> _EXERCISE GOAL_: In the entries below, count the lines holding "value". Reply with the number only.

start

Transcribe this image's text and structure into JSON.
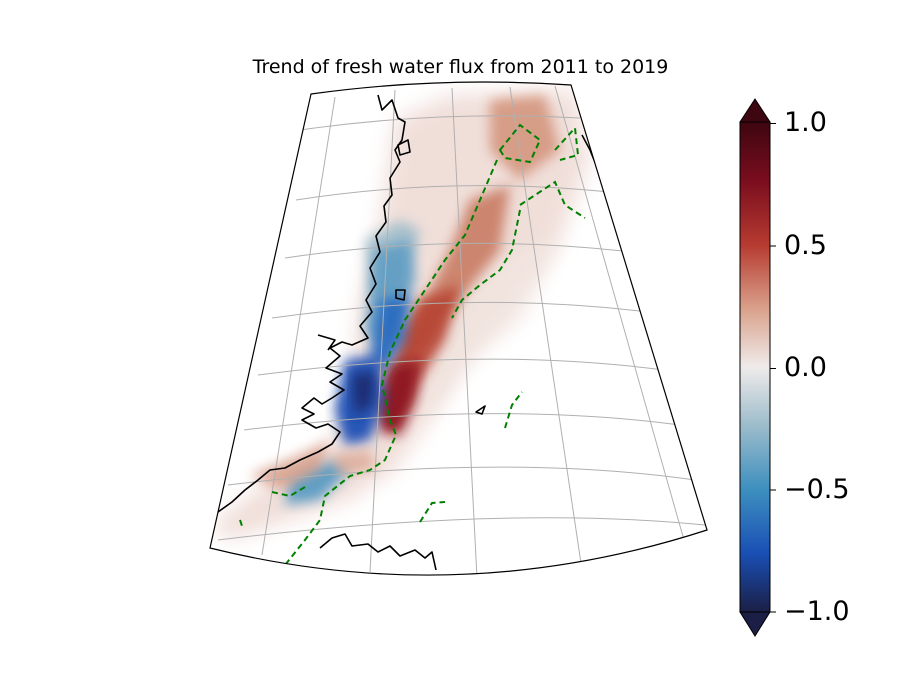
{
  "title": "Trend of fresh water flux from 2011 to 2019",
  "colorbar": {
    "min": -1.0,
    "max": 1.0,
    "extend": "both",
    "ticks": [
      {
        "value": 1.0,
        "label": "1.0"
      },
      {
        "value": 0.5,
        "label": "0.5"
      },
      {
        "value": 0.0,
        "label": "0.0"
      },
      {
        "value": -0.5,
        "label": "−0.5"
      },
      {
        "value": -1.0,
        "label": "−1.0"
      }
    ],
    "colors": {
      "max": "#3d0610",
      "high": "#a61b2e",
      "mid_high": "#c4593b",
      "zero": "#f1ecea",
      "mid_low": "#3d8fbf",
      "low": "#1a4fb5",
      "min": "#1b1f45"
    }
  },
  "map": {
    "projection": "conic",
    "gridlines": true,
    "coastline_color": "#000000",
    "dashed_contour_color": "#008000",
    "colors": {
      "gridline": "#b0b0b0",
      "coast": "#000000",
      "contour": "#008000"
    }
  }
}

end

> _COMPLETED TASK_: 5